EXERCISE INSTRUCTIONS » Give the rows from the one containing "- grad-value: Backa" through the one containing "- grad-select[interactable]: Backa" as a numbered list, leaving out any blank lines.

SUPPLIED ENTRIES »
:::::
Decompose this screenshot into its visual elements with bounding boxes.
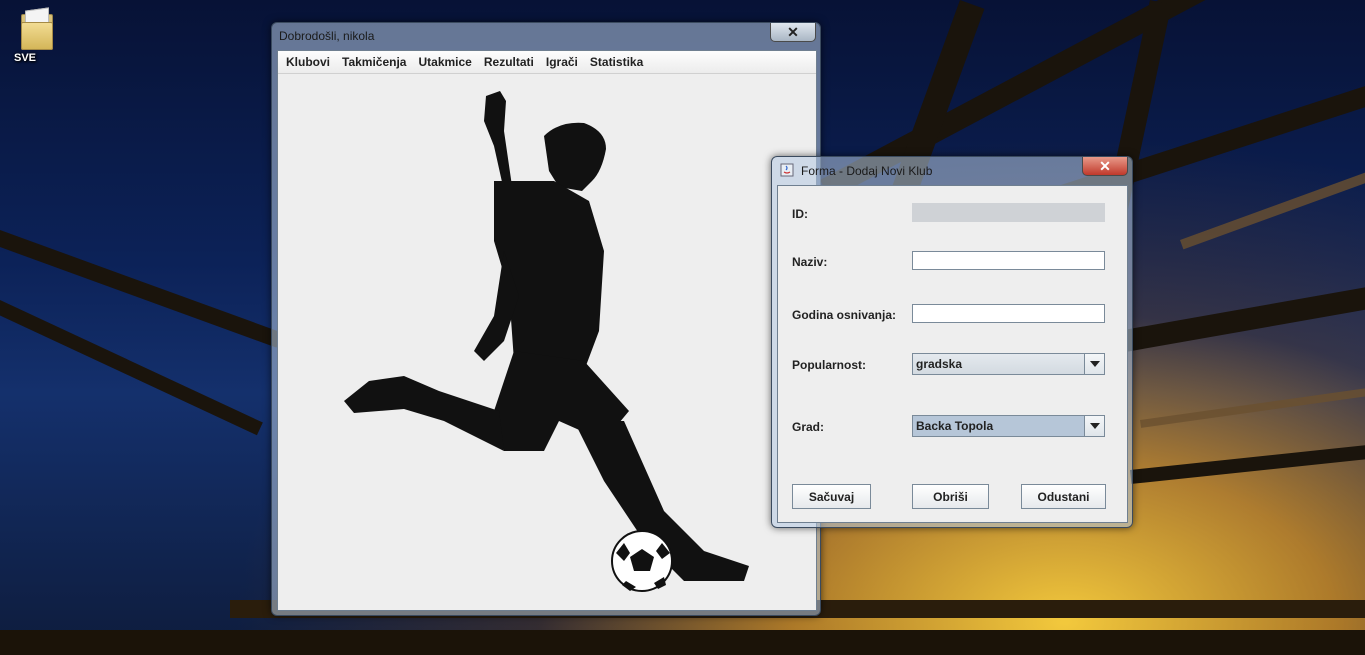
- grad-value: Backa Topola: [913, 416, 1084, 436]
- chevron-down-icon[interactable]: [1084, 354, 1104, 374]
- save-button[interactable]: Sačuvaj: [792, 484, 871, 509]
- grad-label: Grad:: [792, 420, 825, 434]
- chevron-down-icon[interactable]: [1084, 416, 1104, 436]
- delete-button[interactable]: Obriši: [912, 484, 989, 509]
- grad-select[interactable]: Backa Topola: [912, 415, 1105, 437]
- main-window-close-button[interactable]: ✕: [770, 23, 816, 42]
- menu-bar: Klubovi Takmičenja Utakmice Rezultati Ig…: [278, 51, 816, 74]
- id-field: [912, 203, 1105, 222]
- java-icon: [780, 163, 794, 177]
- menu-klubovi[interactable]: Klubovi: [280, 55, 336, 69]
- naziv-label: Naziv:: [792, 255, 828, 269]
- menu-utakmice[interactable]: Utakmice: [412, 55, 477, 69]
- dialog-title: Forma - Dodaj Novi Klub: [801, 164, 933, 178]
- menu-statistika[interactable]: Statistika: [584, 55, 649, 69]
- popularnost-select[interactable]: gradska: [912, 353, 1105, 375]
- godina-osnivanja-field[interactable]: [912, 304, 1105, 323]
- main-window: Dobrodošli, nikola ✕ Klubovi Takmičenja …: [271, 22, 821, 616]
- desktop-folder-sve[interactable]: SVE: [14, 6, 58, 64]
- cancel-button[interactable]: Odustani: [1021, 484, 1106, 509]
- football-player-silhouette: [344, 91, 749, 592]
- add-club-dialog: Forma - Dodaj Novi Klub ✕ ID: Naziv: God…: [771, 156, 1133, 528]
- godina-osnivanja-label: Godina osnivanja:: [792, 308, 897, 322]
- menu-takmicenja[interactable]: Takmičenja: [336, 55, 412, 69]
- dialog-close-button[interactable]: ✕: [1082, 157, 1128, 176]
- id-label: ID:: [792, 207, 808, 221]
- desktop-icon-label: SVE: [14, 52, 37, 64]
- main-window-title: Dobrodošli, nikola: [279, 29, 375, 43]
- menu-igraci[interactable]: Igrači: [540, 55, 584, 69]
- menu-rezultati[interactable]: Rezultati: [478, 55, 540, 69]
- folder-icon: [19, 6, 53, 50]
- naziv-field[interactable]: [912, 251, 1105, 270]
- close-icon: ✕: [787, 23, 799, 40]
- dialog-content: ID: Naziv: Godina osnivanja: Popularnost…: [777, 185, 1128, 523]
- close-icon: ✕: [1099, 157, 1111, 174]
- popularnost-label: Popularnost:: [792, 358, 866, 372]
- popularnost-value: gradska: [913, 354, 1084, 374]
- main-window-content: Klubovi Takmičenja Utakmice Rezultati Ig…: [277, 50, 817, 611]
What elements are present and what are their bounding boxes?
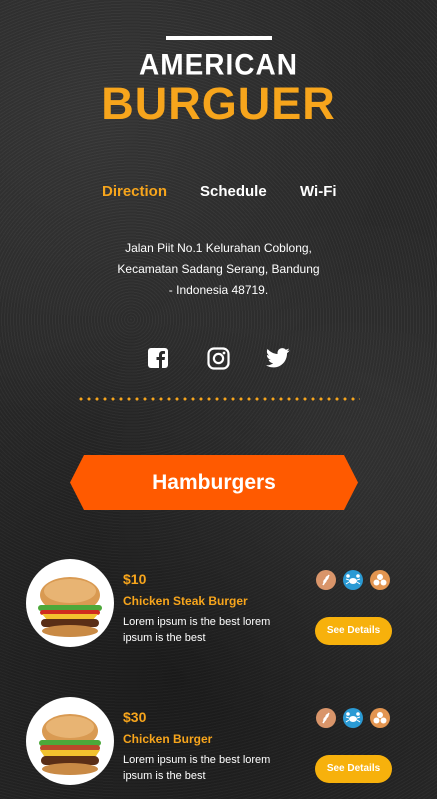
logo-line-2: BURGUER: [101, 78, 336, 129]
address-line-1: Jalan Piit No.1 Kelurahan Coblong,: [125, 241, 312, 255]
social-links: [0, 347, 437, 373]
allergen-badges: [316, 570, 396, 592]
see-details-button[interactable]: See Details: [315, 755, 392, 783]
see-details-button[interactable]: See Details: [315, 617, 392, 645]
item-name: Chicken Burger: [123, 732, 213, 746]
item-price: $30: [123, 709, 147, 725]
wheat-icon: [316, 708, 336, 728]
address-line-3: - Indonesia 48719.: [168, 283, 269, 297]
wheat-icon: [316, 570, 336, 590]
item-price: $10: [123, 571, 147, 587]
facebook-icon[interactable]: [147, 347, 171, 371]
address-line-2: Kecamatan Sadang Serang, Bandung: [117, 262, 320, 276]
info-tabs: Direction Schedule Wi-Fi: [0, 183, 437, 203]
tab-schedule[interactable]: Schedule: [200, 183, 267, 200]
section-title: Hamburgers: [152, 471, 276, 494]
crab-icon: [343, 570, 363, 590]
menu-item: $30 Chicken Burger Lorem ipsum is the be…: [0, 697, 437, 789]
tab-direction[interactable]: Direction: [102, 183, 167, 200]
burger-image: [26, 697, 114, 785]
instagram-icon[interactable]: [207, 347, 231, 371]
address-text: Jalan Piit No.1 Kelurahan Coblong, Kecam…: [100, 238, 337, 301]
item-description: Lorem ipsum is the best lorem ipsum is t…: [123, 754, 271, 782]
section-banner: Hamburgers: [70, 455, 358, 510]
egg-icon: [370, 708, 390, 728]
burger-image: [26, 559, 114, 647]
egg-icon: [370, 570, 390, 590]
menu-item: $10 Chicken Steak Burger Lorem ipsum is …: [0, 559, 437, 651]
logo-line-1: AMERICAN: [139, 48, 298, 81]
brand-logo: AMERICAN BURGUER: [0, 36, 437, 128]
dotted-divider: [77, 397, 360, 401]
item-name: Chicken Steak Burger: [123, 594, 248, 608]
item-description: Lorem ipsum is the best lorem ipsum is t…: [123, 616, 271, 644]
logo-bar: [165, 36, 272, 40]
crab-icon: [343, 708, 363, 728]
allergen-badges: [316, 708, 396, 730]
twitter-icon[interactable]: [265, 347, 290, 371]
tab-wifi[interactable]: Wi-Fi: [300, 183, 337, 200]
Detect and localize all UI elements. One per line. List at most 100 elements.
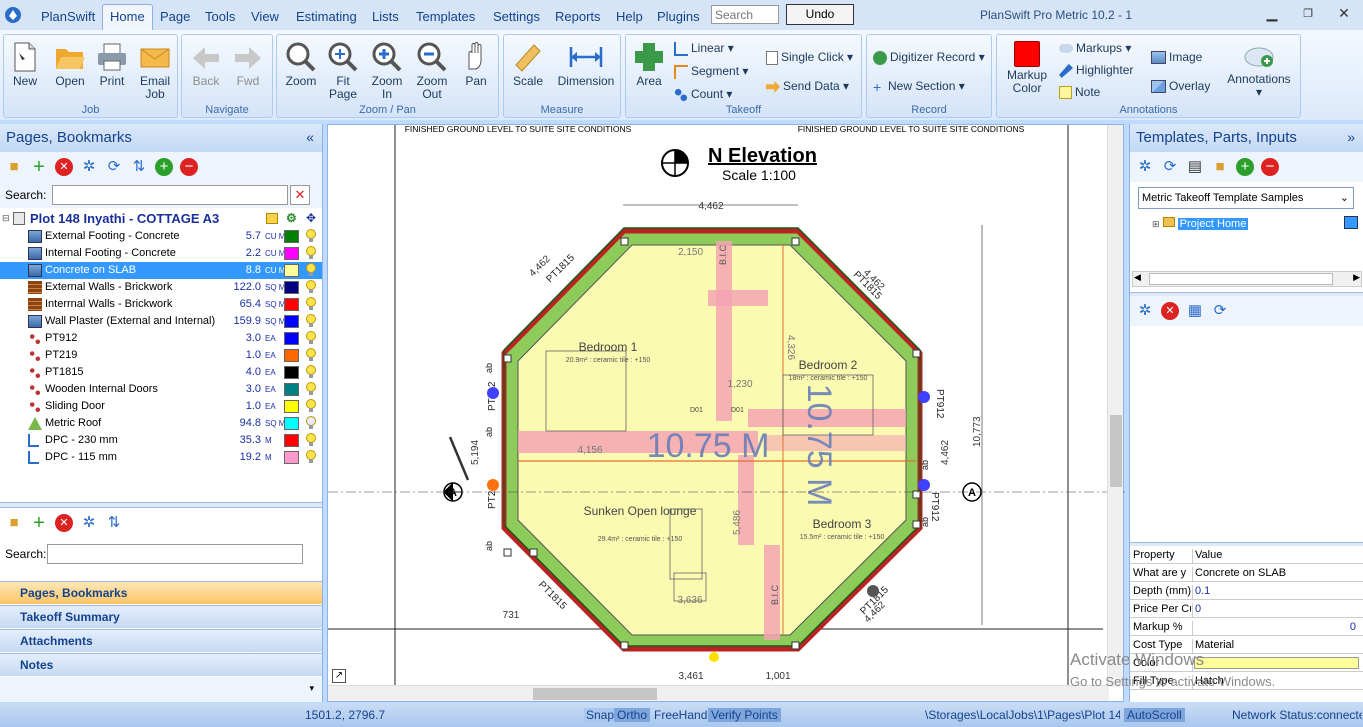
template-checkbox[interactable] bbox=[1344, 216, 1358, 229]
property-row[interactable]: What are y Concrete on SLAB bbox=[1130, 564, 1363, 582]
area-button[interactable]: Area bbox=[630, 41, 668, 88]
forward-button[interactable]: Fwd bbox=[230, 43, 266, 88]
markup-color-button[interactable]: Markup Color bbox=[1003, 41, 1051, 95]
refresh-icon-r[interactable]: ⟳ bbox=[1161, 158, 1179, 176]
lightbulb-icon[interactable] bbox=[305, 331, 317, 345]
color-swatch[interactable] bbox=[284, 366, 299, 379]
tree-item[interactable]: Wooden Internal Doors 3.0 EA bbox=[0, 381, 322, 398]
color-swatch[interactable] bbox=[284, 247, 299, 260]
scroll-right-icon[interactable]: ▶ bbox=[1353, 272, 1360, 283]
minimize-icon[interactable]: ▁ bbox=[1262, 5, 1282, 22]
tree-item[interactable]: Interrnal Walls - Brickwork 65.4 SQ M bbox=[0, 296, 322, 313]
tree-item[interactable]: PT1815 4.0 EA bbox=[0, 364, 322, 381]
lightbulb-icon[interactable] bbox=[305, 280, 317, 294]
property-row[interactable]: Price Per Cu 0 bbox=[1130, 600, 1363, 618]
linear-button[interactable]: Linear ▾ bbox=[674, 41, 734, 56]
status-ortho[interactable]: Ortho bbox=[614, 708, 651, 722]
property-row[interactable]: Markup % 0 bbox=[1130, 618, 1363, 636]
remove-circle-icon-r[interactable]: − bbox=[1261, 158, 1279, 176]
lightbulb-icon[interactable] bbox=[305, 433, 317, 447]
expand-arrow-icon[interactable]: ↗ bbox=[332, 669, 346, 683]
tree-item[interactable]: DPC - 230 mm 35.3 M bbox=[0, 432, 322, 449]
tab-plugins[interactable]: Plugins bbox=[657, 9, 700, 24]
right-hscrollbar[interactable]: ◀ ▶ bbox=[1132, 271, 1362, 287]
collapse-left-icon[interactable]: « bbox=[306, 129, 314, 145]
nav-pages-bookmarks[interactable]: Pages, Bookmarks bbox=[0, 581, 322, 604]
markups-button[interactable]: Markups ▾ bbox=[1059, 41, 1131, 55]
nav-notes[interactable]: Notes bbox=[0, 653, 322, 676]
nav-more-icon[interactable]: ▾ bbox=[309, 683, 314, 694]
pt912-marker[interactable] bbox=[487, 387, 499, 399]
tree-item[interactable]: PT219 1.0 EA bbox=[0, 347, 322, 364]
floor-plan-drawing[interactable]: FINISHED GROUND LEVEL TO SUITE SITE COND… bbox=[328, 124, 1125, 703]
digitizer-record-button[interactable]: Digitizer Record ▾ bbox=[873, 50, 985, 65]
color-swatch[interactable] bbox=[284, 451, 299, 464]
collapse-right-icon[interactable]: » bbox=[1347, 129, 1355, 145]
segment-button[interactable]: Segment ▾ bbox=[674, 64, 748, 79]
new-section-button[interactable]: + New Section ▾ bbox=[873, 79, 965, 94]
folder-add-icon-r[interactable]: ■ bbox=[1211, 158, 1229, 176]
delete-icon-2[interactable]: ✕ bbox=[55, 514, 73, 532]
lightbulb-icon[interactable] bbox=[305, 263, 317, 277]
tab-tools[interactable]: Tools bbox=[205, 9, 235, 24]
dimension-button[interactable]: Dimension bbox=[554, 41, 618, 88]
add-circle-icon-r[interactable]: + bbox=[1236, 158, 1254, 176]
color-swatch[interactable] bbox=[284, 281, 299, 294]
close-icon[interactable]: ✕ bbox=[1334, 5, 1354, 22]
pt912-marker-3[interactable] bbox=[918, 479, 930, 491]
color-swatch[interactable] bbox=[284, 383, 299, 396]
overlay-button[interactable]: Overlay bbox=[1151, 79, 1210, 94]
nav-takeoff-summary[interactable]: Takeoff Summary bbox=[0, 605, 322, 628]
pt1815-marker[interactable] bbox=[867, 585, 879, 597]
single-click-button[interactable]: Single Click ▾ bbox=[766, 50, 853, 65]
lightbulb-icon[interactable] bbox=[305, 348, 317, 362]
color-swatch[interactable] bbox=[284, 349, 299, 362]
left-search-input-2[interactable] bbox=[47, 544, 303, 564]
scale-button[interactable]: Scale bbox=[508, 41, 548, 88]
property-row[interactable]: Depth (mm) 0.1 bbox=[1130, 582, 1363, 600]
color-swatch[interactable] bbox=[284, 298, 299, 311]
annotations-button[interactable]: Annotations ▾ bbox=[1223, 43, 1295, 99]
lightbulb-icon[interactable] bbox=[305, 450, 317, 464]
lightbulb-icon[interactable] bbox=[305, 399, 317, 413]
layers-icon[interactable]: ⚙ bbox=[286, 211, 297, 225]
lightbulb-icon[interactable] bbox=[305, 246, 317, 260]
fit-page-button[interactable]: Fit Page bbox=[325, 41, 361, 101]
zoom-out-button[interactable]: Zoom Out bbox=[413, 41, 451, 101]
filter-icon-r[interactable]: ▤ bbox=[1186, 158, 1204, 176]
horizontal-scroll-thumb[interactable] bbox=[533, 688, 657, 700]
tree-item[interactable]: Wall Plaster (External and Internal) 159.… bbox=[0, 313, 322, 330]
pan-button[interactable]: Pan bbox=[459, 41, 493, 88]
restore-icon[interactable]: ❐ bbox=[1298, 7, 1318, 20]
settings-gear-icon-2[interactable]: ✲ bbox=[80, 514, 98, 532]
status-autoscroll[interactable]: AutoScroll bbox=[1124, 708, 1185, 722]
add-icon[interactable]: + bbox=[30, 157, 48, 177]
tree-item[interactable]: External Footing - Concrete 5.7 CU M bbox=[0, 228, 322, 245]
tab-settings[interactable]: Settings bbox=[493, 9, 540, 24]
tree-project-home[interactable]: ⊞ Project Home bbox=[1152, 217, 1249, 230]
lightbulb-icon[interactable] bbox=[305, 365, 317, 379]
tab-home[interactable]: Home bbox=[102, 4, 153, 31]
pt912-marker-2[interactable] bbox=[918, 391, 930, 403]
count-button[interactable]: Count ▾ bbox=[674, 87, 732, 102]
tree-item[interactable]: Metric Roof 94.8 SQ M bbox=[0, 415, 322, 432]
tab-page[interactable]: Page bbox=[160, 9, 190, 24]
lightbulb-icon[interactable] bbox=[305, 382, 317, 396]
color-swatch[interactable] bbox=[284, 230, 299, 243]
lightbulb-icon[interactable] bbox=[305, 229, 317, 243]
image-button[interactable]: Image bbox=[1151, 50, 1202, 65]
color-swatch[interactable] bbox=[284, 264, 299, 277]
add-icon-2[interactable]: + bbox=[30, 513, 48, 533]
tab-planswift[interactable]: PlanSwift bbox=[41, 9, 95, 24]
note-button[interactable]: Note bbox=[1059, 85, 1100, 100]
folder-icon-2[interactable]: ■ bbox=[5, 514, 23, 532]
left-search-input[interactable] bbox=[52, 185, 288, 205]
tab-view[interactable]: View bbox=[251, 9, 279, 24]
delete-icon-r2[interactable]: ✕ bbox=[1161, 302, 1179, 320]
undo-button[interactable]: Undo bbox=[786, 4, 854, 25]
send-data-button[interactable]: Send Data ▾ bbox=[766, 79, 849, 93]
back-button[interactable]: Back bbox=[188, 43, 224, 88]
lightbulb-icon[interactable] bbox=[305, 416, 317, 430]
delete-icon[interactable]: ✕ bbox=[55, 158, 73, 176]
planswift-logo-icon[interactable] bbox=[4, 6, 22, 24]
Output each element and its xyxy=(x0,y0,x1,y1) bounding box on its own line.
:::::
EXERCISE ANSWER »
1. - grad-value: Backa Topola: [913, 416, 1084, 436]
2. - chevron-down-icon[interactable]: [1084, 354, 1104, 374]
3. - save-button[interactable]: Sačuvaj: [792, 484, 871, 509]
4. - grad-label: Grad:: [792, 420, 825, 434]
5. - chevron-down-icon[interactable]: [1084, 416, 1104, 436]
6. - delete-button[interactable]: Obriši: [912, 484, 989, 509]
7. - grad-select[interactable]: Backa Topola: [912, 415, 1105, 437]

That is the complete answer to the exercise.